TEXT TO READ:
There are 2 issues in the above sequence:

1. Thread A has stale information about the state of the waiter.  Since
   the waiter was woken, it needs to set `wake_next` in the cancel
   function to true but instead incorrectly sets it to false.  By
   itself, this isn't that big of an issue because the cancel function
   also checks if the waiter was already removed from the wait
   list (i.e., it was woken up) but that check is problematic because of
   the next issue.
2. The Condvar's cancel function can detect when a waiter has been moved
   to the Mutex's wait list (waiter.is_waiting_for == Mutex) and can
   request to retry the cancellation.  However, when
   waiter.is_waiting_for == None (which means it was removed from the
   wait list), it doesn't know whether the waiter was woken up from the
   Mutex's wait list or the Condvar's wait list.  It incorrectly assumes
   that the waiter was in the Condvar's wait list and does not retry the
   cancel.  As a result, the Mutex's cancel function is never called,
   which means any waiters still in the Mutex's wait list will never get
   woken up.

I haven't been able to come up with a way to fix these issues without
making everything way more complicated so for now let's just drop the
transfer optimization.

The initial motivation for this optimization was to avoid having to make
a FUTEX_WAKE syscall for every thread that needs to be woken up and to
avoid a thundering herd problem where the newly woken up threads all
cause a bunch of contention on the mutex.  However, waking up futures
tends to be cheaper than waking up a whole thread.  If no executor
threads are blocked then it doesn't even involve making a syscall as the
executor will simply add the future to its ready list.  Additionally,
it's unlikely that multi-threaded executors will have more threads than
the # of cpus on the system so that should also reduce the amount of
contention on the mutex.

If this code starts showing up as a hotspot in perf traces then we
should consider figuring out a way to re-enable this optimization.

BUG=chromium:1157860
TEST=unit tests.  Also run the tests in a loop for an hour on a kukui
     and see that it didn't hang

Cq-Depend: chromium:2793844
Change-Id: Iee3861a40c8d9a45d3a01863d804efc82d4467ac
Reviewed-on: https://chromium-review.googlesource.com/c/chromiumos/platform/crosvm/+/2804867
Tested-by: kokoro <noreply+kokoro@google.com>
Reviewed-by: Dylan Reid <dgreid@chromium.org>
Reviewed-by: Daniel Verkamp <dverkamp@chromium.org>
Commit-Queue: Chirantan Ekbote <chirantan@chromium.org>
diff --git a/cros_async/src/sync/cv.rs b/cros_async/src/sync/cv.rs
index 3a335da..830df82 100644
--- a/cros_async/src/sync/cv.rs
+++ b/cros_async/src/sync/cv.rs
@@ -229,10 +229,7 @@
         // Safe because the spin lock guarantees exclusive access and the reference does not escape
         // this function.

DATA PROVIDED:
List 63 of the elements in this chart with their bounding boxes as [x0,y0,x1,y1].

OBJECTIVE: Please list every email address that appears in the commit text above.

SOLVED EXERCISE:
- noreply+kokoro@google.com
- dgreid@chromium.org
- dverkamp@chromium.org
- chirantan@chromium.org